— WRITTEN TASK —
Reproduce all the entries exactly.

==*==

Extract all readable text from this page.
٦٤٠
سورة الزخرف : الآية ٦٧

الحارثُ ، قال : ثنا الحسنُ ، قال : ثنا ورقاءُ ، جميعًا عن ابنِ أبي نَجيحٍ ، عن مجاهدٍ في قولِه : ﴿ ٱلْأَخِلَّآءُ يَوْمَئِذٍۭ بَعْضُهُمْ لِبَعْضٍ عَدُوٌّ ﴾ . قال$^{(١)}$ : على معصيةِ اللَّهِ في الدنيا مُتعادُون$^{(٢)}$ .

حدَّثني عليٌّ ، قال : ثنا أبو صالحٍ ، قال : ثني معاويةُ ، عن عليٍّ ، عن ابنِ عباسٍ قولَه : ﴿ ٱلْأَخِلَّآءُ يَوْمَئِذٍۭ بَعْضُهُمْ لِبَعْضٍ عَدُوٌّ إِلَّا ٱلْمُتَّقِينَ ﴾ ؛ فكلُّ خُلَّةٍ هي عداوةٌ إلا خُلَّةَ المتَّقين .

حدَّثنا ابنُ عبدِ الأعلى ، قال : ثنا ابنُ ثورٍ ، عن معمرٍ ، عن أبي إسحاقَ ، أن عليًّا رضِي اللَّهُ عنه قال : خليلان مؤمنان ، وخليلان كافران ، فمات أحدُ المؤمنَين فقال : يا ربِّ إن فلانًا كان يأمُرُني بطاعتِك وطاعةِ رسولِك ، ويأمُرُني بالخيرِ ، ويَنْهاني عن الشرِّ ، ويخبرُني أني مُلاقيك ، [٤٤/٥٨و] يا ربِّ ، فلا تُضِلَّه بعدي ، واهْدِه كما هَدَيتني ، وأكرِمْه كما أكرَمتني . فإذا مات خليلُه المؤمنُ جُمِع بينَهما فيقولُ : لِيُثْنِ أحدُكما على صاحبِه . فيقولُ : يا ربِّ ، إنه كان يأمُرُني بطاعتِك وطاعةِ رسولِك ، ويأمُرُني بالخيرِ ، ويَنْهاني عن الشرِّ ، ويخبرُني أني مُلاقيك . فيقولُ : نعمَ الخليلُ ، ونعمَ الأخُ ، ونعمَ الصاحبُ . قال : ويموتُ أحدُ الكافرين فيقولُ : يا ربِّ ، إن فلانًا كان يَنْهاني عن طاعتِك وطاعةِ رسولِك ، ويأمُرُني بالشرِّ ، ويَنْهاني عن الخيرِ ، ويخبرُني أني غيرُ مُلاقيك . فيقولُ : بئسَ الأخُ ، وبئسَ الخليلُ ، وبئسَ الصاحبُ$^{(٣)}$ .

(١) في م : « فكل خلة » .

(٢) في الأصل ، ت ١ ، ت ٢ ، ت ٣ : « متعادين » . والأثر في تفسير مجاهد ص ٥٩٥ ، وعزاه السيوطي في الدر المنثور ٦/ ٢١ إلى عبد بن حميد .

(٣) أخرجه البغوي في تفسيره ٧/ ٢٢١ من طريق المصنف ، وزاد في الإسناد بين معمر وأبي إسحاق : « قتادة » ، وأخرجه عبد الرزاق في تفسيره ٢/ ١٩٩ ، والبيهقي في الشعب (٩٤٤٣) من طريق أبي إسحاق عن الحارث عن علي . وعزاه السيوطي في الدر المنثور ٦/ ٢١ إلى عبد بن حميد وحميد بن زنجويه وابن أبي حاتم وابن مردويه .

==*==

— WRITTEN RESPONSE —
Extract all readable text from this page.
٦٤٠
سورة الزخرف : الآية ٦٧

الحارثُ ، قال : ثنا الحسنُ ، قال : ثنا ورقاءُ ، جميعًا عن ابنِ أبي نَجيحٍ ، عن مجاهدٍ في قولِه : ﴿ ٱلْأَخِلَّآءُ يَوْمَئِذٍۭ بَعْضُهُمْ لِبَعْضٍ عَدُوٌّ ﴾ . قال$^{(١)}$ : على معصيةِ اللَّهِ في الدنيا مُتعادُون$^{(٢)}$ .

حدَّثني عليٌّ ، قال : ثنا أبو صالحٍ ، قال : ثني معاويةُ ، عن عليٍّ ، عن ابنِ عباسٍ قولَه : ﴿ ٱلْأَخِلَّآءُ يَوْمَئِذٍۭ بَعْضُهُمْ لِبَعْضٍ عَدُوٌّ إِلَّا ٱلْمُتَّقِينَ ﴾ ؛ فكلُّ خُلَّةٍ هي عداوةٌ إلا خُلَّةَ المتَّقين .

حدَّثنا ابنُ عبدِ الأعلى ، قال : ثنا ابنُ ثورٍ ، عن معمرٍ ، عن أبي إسحاقَ ، أن عليًّا رضِي اللَّهُ عنه قال : خليلان مؤمنان ، وخليلان كافران ، فمات أحدُ المؤمنَين فقال : يا ربِّ إن فلانًا كان يأمُرُني بطاعتِك وطاعةِ رسولِك ، ويأمُرُني بالخيرِ ، ويَنْهاني عن الشرِّ ، ويخبرُني أني مُلاقيك ، [٤٤/٥٨و] يا ربِّ ، فلا تُضِلَّه بعدي ، واهْدِه كما هَدَيتني ، وأكرِمْه كما أكرَمتني . فإذا مات خليلُه المؤمنُ جُمِع بينَهما فيقولُ : لِيُثْنِ أحدُكما على صاحبِه . فيقولُ : يا ربِّ ، إنه كان يأمُرُني بطاعتِك وطاعةِ رسولِك ، ويأمُرُني بالخيرِ ، ويَنْهاني عن الشرِّ ، ويخبرُني أني مُلاقيك . فيقولُ : نعمَ الخليلُ ، ونعمَ الأخُ ، ونعمَ الصاحبُ . قال : ويموتُ أحدُ الكافرين فيقولُ : يا ربِّ ، إن فلانًا كان يَنْهاني عن طاعتِك وطاعةِ رسولِك ، ويأمُرُني بالشرِّ ، ويَنْهاني عن الخيرِ ، ويخبرُني أني غيرُ مُلاقيك . فيقولُ : بئسَ الأخُ ، وبئسَ الخليلُ ، وبئسَ الصاحبُ$^{(٣)}$ .

(١) في م : « فكل خلة » .

(٢) في الأصل ، ت ١ ، ت ٢ ، ت ٣ : « متعادين » . والأثر في تفسير مجاهد ص ٥٩٥ ، وعزاه السيوطي في الدر المنثور ٦/ ٢١ إلى عبد بن حميد .

(٣) أخرجه البغوي في تفسيره ٧/ ٢٢١ من طريق المصنف ، وزاد في الإسناد بين معمر وأبي إسحاق : « قتادة » ، وأخرجه عبد الرزاق في تفسيره ٢/ ١٩٩ ، والبيهقي في الشعب (٩٤٤٣) من طريق أبي إسحاق عن الحارث عن علي . وعزاه السيوطي في الدر المنثور ٦/ ٢١ إلى عبد بن حميد وحميد بن زنجويه وابن أبي حاتم وابن مردويه .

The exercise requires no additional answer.